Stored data

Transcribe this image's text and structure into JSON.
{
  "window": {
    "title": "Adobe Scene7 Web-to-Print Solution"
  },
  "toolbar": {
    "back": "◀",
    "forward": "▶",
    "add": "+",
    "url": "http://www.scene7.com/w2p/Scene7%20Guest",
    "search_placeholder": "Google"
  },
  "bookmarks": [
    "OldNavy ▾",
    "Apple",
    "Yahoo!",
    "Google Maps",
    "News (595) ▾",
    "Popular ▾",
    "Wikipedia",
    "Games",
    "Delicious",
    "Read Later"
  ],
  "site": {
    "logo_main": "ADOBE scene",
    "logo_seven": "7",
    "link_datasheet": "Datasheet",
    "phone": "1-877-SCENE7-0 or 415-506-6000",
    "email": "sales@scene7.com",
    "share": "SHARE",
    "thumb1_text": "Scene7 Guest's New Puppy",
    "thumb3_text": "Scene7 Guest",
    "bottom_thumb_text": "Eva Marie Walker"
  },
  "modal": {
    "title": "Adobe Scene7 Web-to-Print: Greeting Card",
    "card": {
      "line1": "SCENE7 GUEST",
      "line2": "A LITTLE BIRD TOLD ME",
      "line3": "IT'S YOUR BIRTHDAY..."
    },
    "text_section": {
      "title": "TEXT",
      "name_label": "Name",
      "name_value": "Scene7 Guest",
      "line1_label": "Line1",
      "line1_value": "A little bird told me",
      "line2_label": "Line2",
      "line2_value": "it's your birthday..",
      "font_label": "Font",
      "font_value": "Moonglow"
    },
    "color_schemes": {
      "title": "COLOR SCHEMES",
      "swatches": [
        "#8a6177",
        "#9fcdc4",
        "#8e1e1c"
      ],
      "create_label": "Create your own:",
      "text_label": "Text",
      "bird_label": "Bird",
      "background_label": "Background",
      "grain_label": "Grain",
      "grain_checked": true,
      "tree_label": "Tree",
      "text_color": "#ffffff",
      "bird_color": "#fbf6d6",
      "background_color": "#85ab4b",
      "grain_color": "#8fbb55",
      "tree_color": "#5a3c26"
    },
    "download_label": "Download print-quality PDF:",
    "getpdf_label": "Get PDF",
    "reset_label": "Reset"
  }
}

Directions for this task
The data above must be returned in full, exactly as written.

Written response
Transcribe this image's text and structure into JSON.
{
  "window": {
    "title": "Adobe Scene7 Web-to-Print Solution"
  },
  "toolbar": {
    "back": "◀",
    "forward": "▶",
    "add": "+",
    "url": "http://www.scene7.com/w2p/Scene7%20Guest",
    "search_placeholder": "Google"
  },
  "bookmarks": [
    "OldNavy ▾",
    "Apple",
    "Yahoo!",
    "Google Maps",
    "News (595) ▾",
    "Popular ▾",
    "Wikipedia",
    "Games",
    "Delicious",
    "Read Later"
  ],
  "site": {
    "logo_main": "ADOBE scene",
    "logo_seven": "7",
    "link_datasheet": "Datasheet",
    "phone": "1-877-SCENE7-0 or 415-506-6000",
    "email": "sales@scene7.com",
    "share": "SHARE",
    "thumb1_text": "Scene7 Guest's New Puppy",
    "thumb3_text": "Scene7 Guest",
    "bottom_thumb_text": "Eva Marie Walker"
  },
  "modal": {
    "title": "Adobe Scene7 Web-to-Print: Greeting Card",
    "card": {
      "line1": "SCENE7 GUEST",
      "line2": "A LITTLE BIRD TOLD ME",
      "line3": "IT'S YOUR BIRTHDAY..."
    },
    "text_section": {
      "title": "TEXT",
      "name_label": "Name",
      "name_value": "Scene7 Guest",
      "line1_label": "Line1",
      "line1_value": "A little bird told me",
      "line2_label": "Line2",
      "line2_value": "it's your birthday..",
      "font_label": "Font",
      "font_value": "Moonglow"
    },
    "color_schemes": {
      "title": "COLOR SCHEMES",
      "swatches": [
        "#8a6177",
        "#9fcdc4",
        "#8e1e1c"
      ],
      "create_label": "Create your own:",
      "text_label": "Text",
      "bird_label": "Bird",
      "background_label": "Background",
      "grain_label": "Grain",
      "grain_checked": true,
      "tree_label": "Tree",
      "text_color": "#ffffff",
      "bird_color": "#fbf6d6",
      "background_color": "#85ab4b",
      "grain_color": "#8fbb55",
      "tree_color": "#5a3c26"
    },
    "download_label": "Download print-quality PDF:",
    "getpdf_label": "Get PDF",
    "reset_label": "Reset"
  }
}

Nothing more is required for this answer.